■ Exercise details: Can you convert the lines below into a numbered list and leave out any blank ones?

■ Records:
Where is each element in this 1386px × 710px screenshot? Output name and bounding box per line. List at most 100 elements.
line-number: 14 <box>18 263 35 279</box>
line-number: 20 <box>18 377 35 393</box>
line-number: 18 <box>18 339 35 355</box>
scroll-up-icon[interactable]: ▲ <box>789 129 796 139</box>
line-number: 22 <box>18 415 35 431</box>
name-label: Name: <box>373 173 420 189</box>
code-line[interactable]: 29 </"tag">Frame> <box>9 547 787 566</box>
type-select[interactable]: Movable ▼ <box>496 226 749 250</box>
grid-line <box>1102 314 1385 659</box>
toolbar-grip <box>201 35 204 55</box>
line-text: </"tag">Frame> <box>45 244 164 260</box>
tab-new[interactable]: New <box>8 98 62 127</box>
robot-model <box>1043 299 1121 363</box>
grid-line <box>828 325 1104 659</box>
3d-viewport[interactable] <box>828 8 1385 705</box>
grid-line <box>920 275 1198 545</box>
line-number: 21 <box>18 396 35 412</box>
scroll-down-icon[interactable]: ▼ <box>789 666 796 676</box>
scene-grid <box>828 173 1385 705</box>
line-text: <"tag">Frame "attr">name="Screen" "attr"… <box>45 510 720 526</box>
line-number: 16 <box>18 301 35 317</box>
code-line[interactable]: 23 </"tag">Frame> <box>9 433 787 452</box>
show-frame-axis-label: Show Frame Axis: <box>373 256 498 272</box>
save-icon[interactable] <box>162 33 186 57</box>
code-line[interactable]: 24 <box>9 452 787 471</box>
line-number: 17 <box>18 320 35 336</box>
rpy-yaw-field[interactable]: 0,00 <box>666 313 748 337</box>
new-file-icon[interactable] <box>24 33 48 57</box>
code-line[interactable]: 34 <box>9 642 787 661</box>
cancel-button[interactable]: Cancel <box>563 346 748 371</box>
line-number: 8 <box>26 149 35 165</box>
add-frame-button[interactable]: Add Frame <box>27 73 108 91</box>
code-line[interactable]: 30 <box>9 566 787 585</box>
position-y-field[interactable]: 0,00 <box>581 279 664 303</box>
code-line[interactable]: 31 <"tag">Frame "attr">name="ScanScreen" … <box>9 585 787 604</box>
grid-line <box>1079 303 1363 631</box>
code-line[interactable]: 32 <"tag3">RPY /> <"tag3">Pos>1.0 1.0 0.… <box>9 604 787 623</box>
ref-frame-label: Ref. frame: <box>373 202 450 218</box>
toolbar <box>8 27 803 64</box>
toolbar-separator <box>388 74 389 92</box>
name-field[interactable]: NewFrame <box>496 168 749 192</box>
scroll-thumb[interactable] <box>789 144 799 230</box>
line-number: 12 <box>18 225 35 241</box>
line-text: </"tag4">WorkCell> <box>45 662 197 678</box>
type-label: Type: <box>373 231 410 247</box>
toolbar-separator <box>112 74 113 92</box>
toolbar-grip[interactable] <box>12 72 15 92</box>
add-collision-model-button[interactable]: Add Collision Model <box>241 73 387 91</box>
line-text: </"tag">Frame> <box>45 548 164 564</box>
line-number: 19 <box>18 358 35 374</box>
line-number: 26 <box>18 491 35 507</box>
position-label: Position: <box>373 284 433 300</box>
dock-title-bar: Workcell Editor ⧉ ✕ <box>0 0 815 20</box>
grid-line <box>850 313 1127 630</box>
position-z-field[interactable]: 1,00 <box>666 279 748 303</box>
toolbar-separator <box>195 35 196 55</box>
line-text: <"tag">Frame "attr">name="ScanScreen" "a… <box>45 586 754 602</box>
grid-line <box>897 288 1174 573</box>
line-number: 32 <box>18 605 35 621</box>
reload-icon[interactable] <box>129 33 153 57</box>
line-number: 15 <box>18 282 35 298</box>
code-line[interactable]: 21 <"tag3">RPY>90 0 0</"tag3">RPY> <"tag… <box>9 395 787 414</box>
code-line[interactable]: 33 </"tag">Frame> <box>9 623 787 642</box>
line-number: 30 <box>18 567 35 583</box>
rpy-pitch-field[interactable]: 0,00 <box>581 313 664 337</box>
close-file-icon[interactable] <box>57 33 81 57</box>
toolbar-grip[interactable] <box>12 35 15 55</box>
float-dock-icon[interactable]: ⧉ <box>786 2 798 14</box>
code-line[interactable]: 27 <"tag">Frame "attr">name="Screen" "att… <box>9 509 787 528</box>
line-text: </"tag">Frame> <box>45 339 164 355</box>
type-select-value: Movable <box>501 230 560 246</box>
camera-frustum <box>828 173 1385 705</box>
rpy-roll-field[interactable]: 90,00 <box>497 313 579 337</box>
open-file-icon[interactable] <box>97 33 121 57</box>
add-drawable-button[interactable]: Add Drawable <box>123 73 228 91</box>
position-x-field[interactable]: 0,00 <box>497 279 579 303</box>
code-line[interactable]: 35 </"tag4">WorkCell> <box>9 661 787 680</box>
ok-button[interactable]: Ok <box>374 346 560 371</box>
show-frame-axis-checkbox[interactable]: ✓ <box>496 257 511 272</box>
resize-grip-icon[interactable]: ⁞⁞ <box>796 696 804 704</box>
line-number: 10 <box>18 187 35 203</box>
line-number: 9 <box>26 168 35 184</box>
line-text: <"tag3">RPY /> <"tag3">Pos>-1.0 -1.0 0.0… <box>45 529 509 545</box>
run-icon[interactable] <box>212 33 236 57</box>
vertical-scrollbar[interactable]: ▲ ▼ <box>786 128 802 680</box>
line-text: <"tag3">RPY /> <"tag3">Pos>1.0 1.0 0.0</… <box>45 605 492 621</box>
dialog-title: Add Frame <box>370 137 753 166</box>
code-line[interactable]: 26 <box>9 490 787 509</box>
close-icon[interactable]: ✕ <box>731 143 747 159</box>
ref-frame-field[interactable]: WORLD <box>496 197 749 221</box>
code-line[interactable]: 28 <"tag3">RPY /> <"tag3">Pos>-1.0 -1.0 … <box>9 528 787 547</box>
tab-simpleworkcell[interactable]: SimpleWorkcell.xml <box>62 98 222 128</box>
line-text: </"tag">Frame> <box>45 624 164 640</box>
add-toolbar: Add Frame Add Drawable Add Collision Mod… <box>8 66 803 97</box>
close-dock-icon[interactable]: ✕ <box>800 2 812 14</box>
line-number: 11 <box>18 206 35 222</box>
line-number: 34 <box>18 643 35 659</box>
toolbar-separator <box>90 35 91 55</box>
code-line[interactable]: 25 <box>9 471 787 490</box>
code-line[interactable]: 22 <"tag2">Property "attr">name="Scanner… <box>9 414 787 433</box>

■ Output for this task:
1. Where is each element in this 1386px × 710px screenshot? Output name and bounding box per line. List at most 100 elements.
2. line-number: 14 <box>18 263 35 279</box>
3. line-number: 20 <box>18 377 35 393</box>
4. line-number: 18 <box>18 339 35 355</box>
5. scroll-up-icon[interactable]: ▲ <box>789 129 796 139</box>
6. line-number: 22 <box>18 415 35 431</box>
7. name-label: Name: <box>373 173 420 189</box>
8. code-line[interactable]: 29 </"tag">Frame> <box>9 547 787 566</box>
9. type-select[interactable]: Movable ▼ <box>496 226 749 250</box>
10. grid-line <box>1102 314 1385 659</box>
11. toolbar-grip <box>201 35 204 55</box>
12. line-text: </"tag">Frame> <box>45 244 164 260</box>
13. tab-new[interactable]: New <box>8 98 62 127</box>
14. robot-model <box>1043 299 1121 363</box>
15. grid-line <box>828 325 1104 659</box>
16. 3d-viewport[interactable] <box>828 8 1385 705</box>
17. grid-line <box>920 275 1198 545</box>
18. line-number: 21 <box>18 396 35 412</box>
19. scroll-down-icon[interactable]: ▼ <box>789 666 796 676</box>
20. scene-grid <box>828 173 1385 705</box>
21. line-text: <"tag">Frame "attr">name="Screen" "attr"… <box>45 510 720 526</box>
22. line-number: 16 <box>18 301 35 317</box>
23. code-line[interactable]: 23 </"tag">Frame> <box>9 433 787 452</box>
24. show-frame-axis-label: Show Frame Axis: <box>373 256 498 272</box>
25. save-icon[interactable] <box>162 33 186 57</box>
26. code-line[interactable]: 24 <box>9 452 787 471</box>
27. line-number: 17 <box>18 320 35 336</box>
28. rpy-yaw-field[interactable]: 0,00 <box>666 313 748 337</box>
29. new-file-icon[interactable] <box>24 33 48 57</box>
30. code-line[interactable]: 34 <box>9 642 787 661</box>
31. cancel-button[interactable]: Cancel <box>563 346 748 371</box>
32. line-number: 8 <box>26 149 35 165</box>
33. add-frame-button[interactable]: Add Frame <box>27 73 108 91</box>
34. code-line[interactable]: 30 <box>9 566 787 585</box>
35. position-y-field[interactable]: 0,00 <box>581 279 664 303</box>
36. code-line[interactable]: 31 <"tag">Frame "attr">name="ScanScreen" … <box>9 585 787 604</box>
37. grid-line <box>1079 303 1363 631</box>
38. code-line[interactable]: 32 <"tag3">RPY /> <"tag3">Pos>1.0 1.0 0.… <box>9 604 787 623</box>
39. ref-frame-label: Ref. frame: <box>373 202 450 218</box>
40. toolbar <box>8 27 803 64</box>
41. toolbar-separator <box>388 74 389 92</box>
42. name-field[interactable]: NewFrame <box>496 168 749 192</box>
43. scroll-thumb[interactable] <box>789 144 799 230</box>
44. line-number: 12 <box>18 225 35 241</box>
45. line-text: </"tag4">WorkCell> <box>45 662 197 678</box>
46. type-label: Type: <box>373 231 410 247</box>
47. toolbar-separator <box>112 74 113 92</box>
48. toolbar-grip[interactable] <box>12 72 15 92</box>
49. add-collision-model-button[interactable]: Add Collision Model <box>241 73 387 91</box>
50. line-text: </"tag">Frame> <box>45 548 164 564</box>
51. line-number: 19 <box>18 358 35 374</box>
52. line-number: 26 <box>18 491 35 507</box>
53. position-label: Position: <box>373 284 433 300</box>
54. dock-title-bar: Workcell Editor ⧉ ✕ <box>0 0 815 20</box>
55. grid-line <box>850 313 1127 630</box>
56. position-z-field[interactable]: 1,00 <box>666 279 748 303</box>
57. toolbar-separator <box>195 35 196 55</box>
58. line-text: <"tag">Frame "attr">name="ScanScreen" "a… <box>45 586 754 602</box>
59. grid-line <box>897 288 1174 573</box>
60. line-number: 32 <box>18 605 35 621</box>
61. reload-icon[interactable] <box>129 33 153 57</box>
62. line-number: 15 <box>18 282 35 298</box>
63. code-line[interactable]: 21 <"tag3">RPY>90 0 0</"tag3">RPY> <"tag… <box>9 395 787 414</box>
64. code-line[interactable]: 33 </"tag">Frame> <box>9 623 787 642</box>
65. line-number: 30 <box>18 567 35 583</box>
66. rpy-pitch-field[interactable]: 0,00 <box>581 313 664 337</box>
67. close-file-icon[interactable] <box>57 33 81 57</box>
68. toolbar-grip[interactable] <box>12 35 15 55</box>
69. float-dock-icon[interactable]: ⧉ <box>786 2 798 14</box>
70. code-line[interactable]: 27 <"tag">Frame "attr">name="Screen" "att… <box>9 509 787 528</box>
71. line-text: </"tag">Frame> <box>45 339 164 355</box>
72. type-select-value: Movable <box>501 230 560 246</box>
73. camera-frustum <box>828 173 1385 705</box>
74. rpy-roll-field[interactable]: 90,00 <box>497 313 579 337</box>
75. open-file-icon[interactable] <box>97 33 121 57</box>
76. add-drawable-button[interactable]: Add Drawable <box>123 73 228 91</box>
77. position-x-field[interactable]: 0,00 <box>497 279 579 303</box>
78. code-line[interactable]: 35 </"tag4">WorkCell> <box>9 661 787 680</box>
79. ok-button[interactable]: Ok <box>374 346 560 371</box>
80. show-frame-axis-checkbox[interactable]: ✓ <box>496 257 511 272</box>
81. resize-grip-icon[interactable]: ⁞⁞ <box>796 696 804 704</box>
82. line-number: 10 <box>18 187 35 203</box>
83. line-number: 9 <box>26 168 35 184</box>
84. line-text: <"tag3">RPY /> <"tag3">Pos>-1.0 -1.0 0.0… <box>45 529 509 545</box>
85. run-icon[interactable] <box>212 33 236 57</box>
86. vertical-scrollbar[interactable]: ▲ ▼ <box>786 128 802 680</box>
87. line-text: <"tag3">RPY /> <"tag3">Pos>1.0 1.0 0.0</… <box>45 605 492 621</box>
88. dialog-title: Add Frame <box>370 137 753 166</box>
89. code-line[interactable]: 26 <box>9 490 787 509</box>
90. close-icon[interactable]: ✕ <box>731 143 747 159</box>
91. ref-frame-field[interactable]: WORLD <box>496 197 749 221</box>
92. code-line[interactable]: 28 <"tag3">RPY /> <"tag3">Pos>-1.0 -1.0 … <box>9 528 787 547</box>
93. tab-simpleworkcell[interactable]: SimpleWorkcell.xml <box>62 98 222 128</box>
94. line-text: </"tag">Frame> <box>45 624 164 640</box>
95. add-toolbar: Add Frame Add Drawable Add Collision Mod… <box>8 66 803 97</box>
96. close-dock-icon[interactable]: ✕ <box>800 2 812 14</box>
97. line-number: 11 <box>18 206 35 222</box>
98. line-number: 34 <box>18 643 35 659</box>
99. toolbar-separator <box>90 35 91 55</box>
100. code-line[interactable]: 25 <box>9 471 787 490</box>
101. code-line[interactable]: 22 <"tag2">Property "attr">name="Scanner… <box>9 414 787 433</box>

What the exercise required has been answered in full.